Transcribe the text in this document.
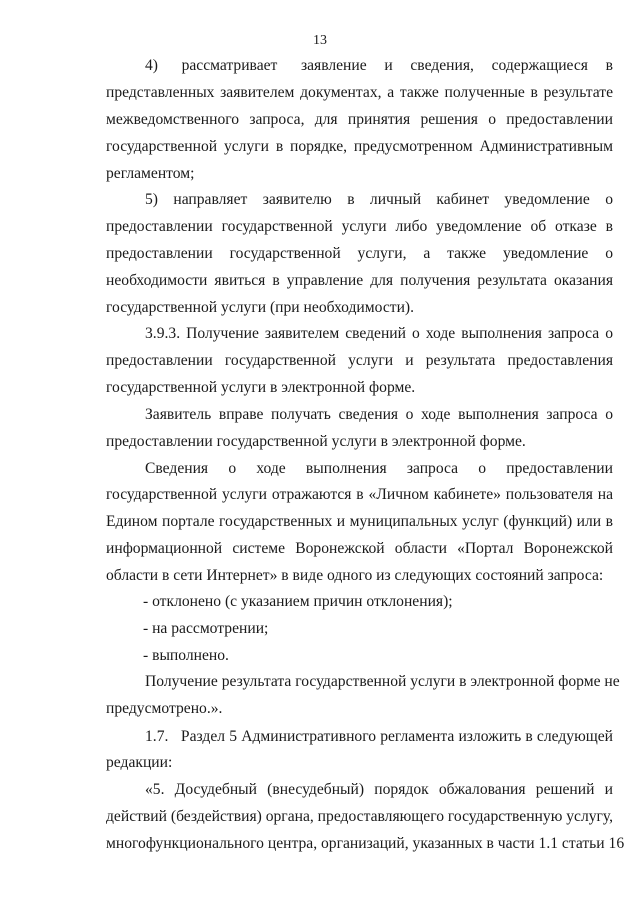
13
4)    рассматривает    заявление   и   сведения,   содержащиеся   в
представленных заявителем документах, а также полученные в результате
межведомственного запроса, для принятия решения о предоставлении
государственной услуги в порядке, предусмотренном Административным
регламентом;
5)   направляет   заявителю   в   личный   кабинет   уведомление   о
предоставлении государственной услуги либо уведомление об отказе в
предоставлении   государственной   услуги,   а   также   уведомление   о
необходимости явиться в управление для получения результата оказания
государственной услуги (при необходимости).
3.9.3. Получение заявителем сведений о ходе выполнения запроса о
предоставлении государственной услуги и результата предоставления
государственной услуги в электронной форме.
Заявитель вправе получать сведения о ходе выполнения запроса о
предоставлении государственной услуги в электронной форме.
Сведения   о   ходе   выполнения   запроса   о   предоставлении
государственной услуги отражаются в «Личном кабинете» пользователя на
Едином портале государственных и муниципальных услуг (функций) или в
информационной системе Воронежской области «Портал Воронежской
области в сети Интернет» в виде одного из следующих состояний запроса:
- отклонено (с указанием причин отклонения);
- на рассмотрении;
- выполнено.
Получение результата государственной услуги в электронной форме не
предусмотрено.».
1.7.   Раздел 5 Административного регламента изложить в следующей
редакции:
«5. Досудебный (внесудебный) порядок обжалования решений и
действий (бездействия) органа, предоставляющего государственную услугу,
многофункционального центра, организаций, указанных в части 1.1 статьи 16
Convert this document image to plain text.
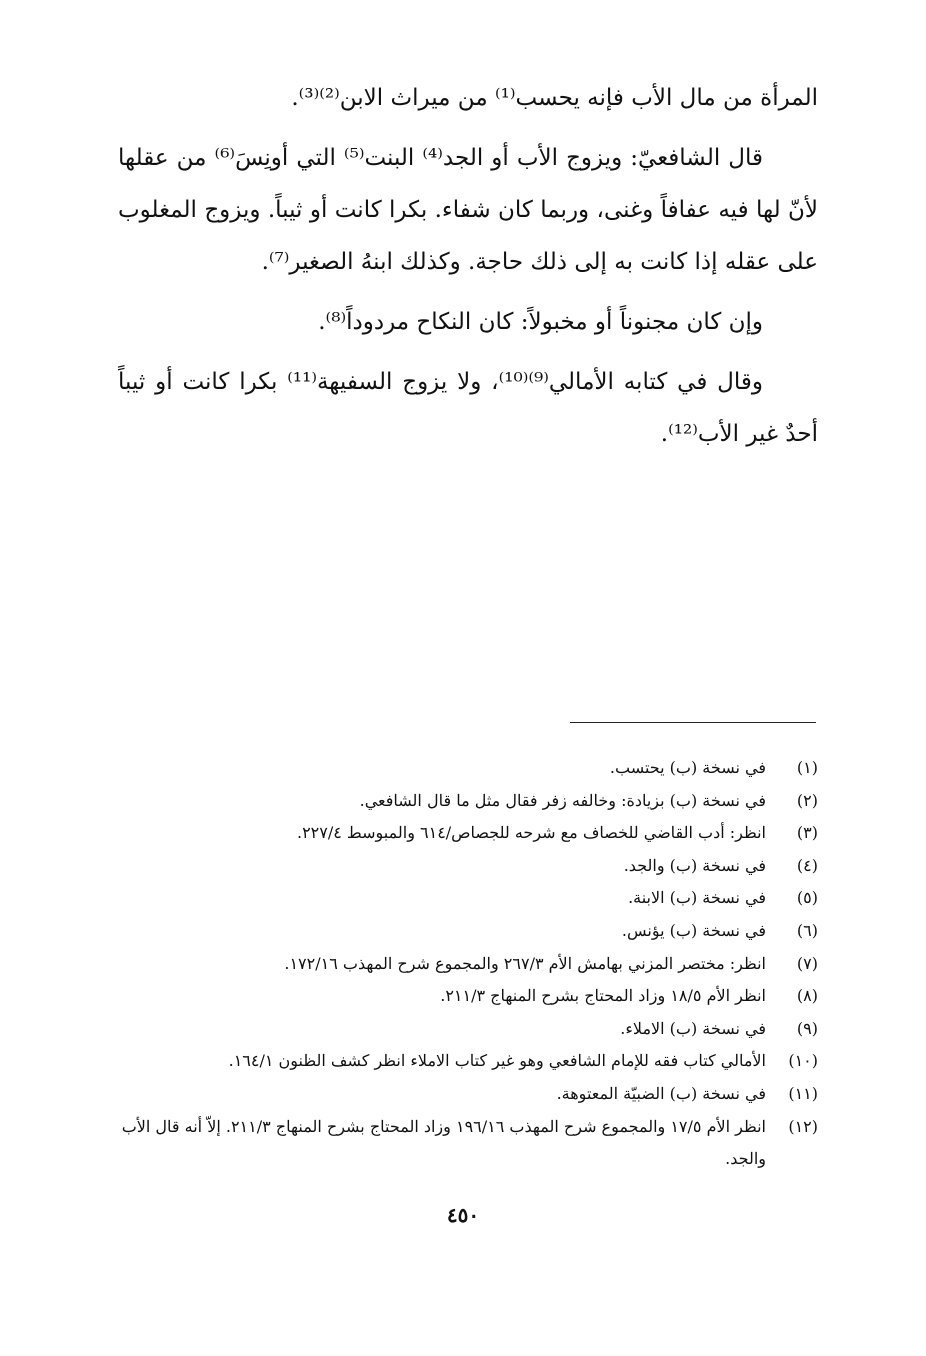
المرأة من مال الأب فإنه يحسب⁽¹⁾ من ميراث الابن⁽²⁾⁽³⁾.

قال الشافعيّ: ويزوج الأب أو الجد⁽⁴⁾ البنت⁽⁵⁾ التي أونِسَ⁽⁶⁾ من عقلها لأنّ لها فيه عفافاً وغنى، وربما كان شفاء. بكرا كانت أو ثيباً. ويزوج المغلوب على عقله إذا كانت به إلى ذلك حاجة. وكذلك ابنهُ الصغير⁽⁷⁾.

وإن كان مجنوناً أو مخبولاً: كان النكاح مردوداً⁽⁸⁾.

وقال في كتابه الأمالي⁽⁹⁾⁽¹⁰⁾، ولا يزوج السفيهة⁽¹¹⁾ بكرا كانت أو ثيباً أحدٌ غير الأب⁽¹²⁾.

(١)
في نسخة (ب) يحتسب.
(٢)
في نسخة (ب) بزيادة: وخالفه زفر فقال مثل ما قال الشافعي.
(٣)
انظر: أدب القاضي للخصاف مع شرحه للجصاص/٦١٤ والمبوسط ٢٢٧/٤.
(٤)
في نسخة (ب) والجد.
(٥)
في نسخة (ب) الابنة.
(٦)
في نسخة (ب) يؤنس.
(٧)
انظر: مختصر المزني بهامش الأم ٢٦٧/٣ والمجموع شرح المهذب ١٧٢/١٦.
(٨)
انظر الأم ١٨/٥ وزاد المحتاج بشرح المنهاج ٢١١/٣.
(٩)
في نسخة (ب) الاملاء.
(١٠)
الأمالي كتاب فقه للإمام الشافعي وهو غير كتاب الاملاء انظر كشف الظنون ١٦٤/١.
(١١)
في نسخة (ب) الضبيّة المعتوهة.
(١٢)
انظر الأم ١٧/٥ والمجموع شرح المهذب ١٩٦/١٦ وزاد المحتاج بشرح المنهاج ٢١١/٣. إلاّ أنه قال الأب والجد.
٤٥٠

-.-.-

WHAT YOU HAVE TO DO:
Pull every line holding "также" out of the records.

EXERCISE SOLUTION:
представленных заявителем документах, а также полученные в результате
предоставлении   государственной   услуги,   а   также   уведомление   о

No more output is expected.